**EXERCISE BRIEF**. Check each line of the records below and collect those holding "больше".

**RECORDS FOR THE TASK**.
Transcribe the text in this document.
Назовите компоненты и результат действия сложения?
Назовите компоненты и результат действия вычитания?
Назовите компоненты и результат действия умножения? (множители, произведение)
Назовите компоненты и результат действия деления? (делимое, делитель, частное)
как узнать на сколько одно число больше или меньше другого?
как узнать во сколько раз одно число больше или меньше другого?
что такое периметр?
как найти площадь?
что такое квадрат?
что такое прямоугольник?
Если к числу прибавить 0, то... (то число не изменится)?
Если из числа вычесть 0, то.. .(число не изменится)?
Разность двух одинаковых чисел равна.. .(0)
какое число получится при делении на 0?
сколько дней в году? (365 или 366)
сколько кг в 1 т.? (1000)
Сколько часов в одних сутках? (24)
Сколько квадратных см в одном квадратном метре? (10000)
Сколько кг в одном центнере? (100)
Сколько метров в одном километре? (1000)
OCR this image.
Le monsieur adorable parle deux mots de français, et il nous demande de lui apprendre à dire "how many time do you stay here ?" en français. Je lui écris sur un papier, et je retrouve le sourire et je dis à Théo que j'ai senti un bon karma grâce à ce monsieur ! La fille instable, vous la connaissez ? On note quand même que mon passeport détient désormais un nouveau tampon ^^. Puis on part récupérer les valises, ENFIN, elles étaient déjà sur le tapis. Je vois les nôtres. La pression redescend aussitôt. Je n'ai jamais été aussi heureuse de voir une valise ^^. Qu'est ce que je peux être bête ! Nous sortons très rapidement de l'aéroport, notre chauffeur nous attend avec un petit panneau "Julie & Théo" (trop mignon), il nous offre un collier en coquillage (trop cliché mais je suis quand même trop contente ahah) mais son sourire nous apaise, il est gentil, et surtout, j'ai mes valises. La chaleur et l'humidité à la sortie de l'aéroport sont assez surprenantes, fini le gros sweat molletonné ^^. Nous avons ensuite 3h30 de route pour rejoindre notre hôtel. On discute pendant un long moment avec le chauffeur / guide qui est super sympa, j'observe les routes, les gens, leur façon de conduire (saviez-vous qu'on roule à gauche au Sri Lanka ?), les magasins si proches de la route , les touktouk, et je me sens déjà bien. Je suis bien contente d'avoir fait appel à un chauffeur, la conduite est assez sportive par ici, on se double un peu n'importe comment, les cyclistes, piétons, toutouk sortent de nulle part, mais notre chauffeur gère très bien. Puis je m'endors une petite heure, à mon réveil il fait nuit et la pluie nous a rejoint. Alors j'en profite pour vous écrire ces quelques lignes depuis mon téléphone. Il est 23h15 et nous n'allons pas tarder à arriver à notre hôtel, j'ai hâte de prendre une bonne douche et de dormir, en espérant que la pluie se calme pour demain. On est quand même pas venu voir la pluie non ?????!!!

**SOLUTION TO THE EXERCISE**.
как узнать на сколько одно число больше или меньше другого?
как узнать во сколько раз одно число больше или меньше другого?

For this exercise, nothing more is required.